> **Your objective**
Find the lines that contain the word "rendezők" and copy each one.

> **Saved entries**
————

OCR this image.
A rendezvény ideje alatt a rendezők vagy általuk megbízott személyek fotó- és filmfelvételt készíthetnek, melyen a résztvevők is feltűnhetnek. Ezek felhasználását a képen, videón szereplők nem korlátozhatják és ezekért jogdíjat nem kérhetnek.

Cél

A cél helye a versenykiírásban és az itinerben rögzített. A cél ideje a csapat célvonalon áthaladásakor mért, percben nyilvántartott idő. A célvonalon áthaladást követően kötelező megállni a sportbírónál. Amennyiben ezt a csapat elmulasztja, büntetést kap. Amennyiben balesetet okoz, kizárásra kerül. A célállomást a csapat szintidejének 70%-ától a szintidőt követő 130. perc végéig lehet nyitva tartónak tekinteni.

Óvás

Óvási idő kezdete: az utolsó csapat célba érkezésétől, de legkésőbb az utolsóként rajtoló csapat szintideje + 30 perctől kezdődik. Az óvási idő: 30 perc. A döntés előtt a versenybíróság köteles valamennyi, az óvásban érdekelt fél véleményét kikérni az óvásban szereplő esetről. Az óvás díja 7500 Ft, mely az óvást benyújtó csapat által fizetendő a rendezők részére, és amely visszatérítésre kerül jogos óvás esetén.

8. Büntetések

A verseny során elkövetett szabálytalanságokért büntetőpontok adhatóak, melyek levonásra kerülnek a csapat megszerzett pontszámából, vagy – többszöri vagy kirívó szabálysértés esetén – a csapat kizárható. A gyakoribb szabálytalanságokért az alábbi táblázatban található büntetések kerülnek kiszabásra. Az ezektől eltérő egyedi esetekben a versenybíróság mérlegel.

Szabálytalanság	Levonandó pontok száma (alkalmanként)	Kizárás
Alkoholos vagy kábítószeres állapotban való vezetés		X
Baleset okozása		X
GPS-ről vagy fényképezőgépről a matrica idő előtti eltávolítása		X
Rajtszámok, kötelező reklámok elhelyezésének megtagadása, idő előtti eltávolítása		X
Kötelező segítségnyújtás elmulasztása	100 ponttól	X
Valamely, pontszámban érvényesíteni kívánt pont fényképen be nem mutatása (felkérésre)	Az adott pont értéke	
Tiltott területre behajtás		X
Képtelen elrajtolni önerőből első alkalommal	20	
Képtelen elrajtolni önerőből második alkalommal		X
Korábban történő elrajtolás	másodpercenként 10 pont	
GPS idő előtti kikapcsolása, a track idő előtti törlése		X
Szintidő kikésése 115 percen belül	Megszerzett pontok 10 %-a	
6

————

> **Worked solution**
A rendezvény ideje alatt a rendezők vagy általuk megbízott személyek fotó- és filmfelvételt készíthetnek, melyen a résztvevők is feltűnhetnek. Ezek felhasználását a képen, videón szereplők nem korlátozhatják és ezekért jogdíjat nem kérhetnek.
Óvási idő kezdete: az utolsó csapat célba érkezésétől, de legkésőbb az utolsóként rajtoló csapat szintideje + 30 perctől kezdődik. Az óvási idő: 30 perc. A döntés előtt a versenybíróság köteles valamennyi, az óvásban érdekelt fél véleményét kikérni az óvásban szereplő esetről. Az óvás díja 7500 Ft, mely az óvást benyújtó csapat által fizetendő a rendezők részére, és amely visszatérítésre kerül jogos óvás esetén.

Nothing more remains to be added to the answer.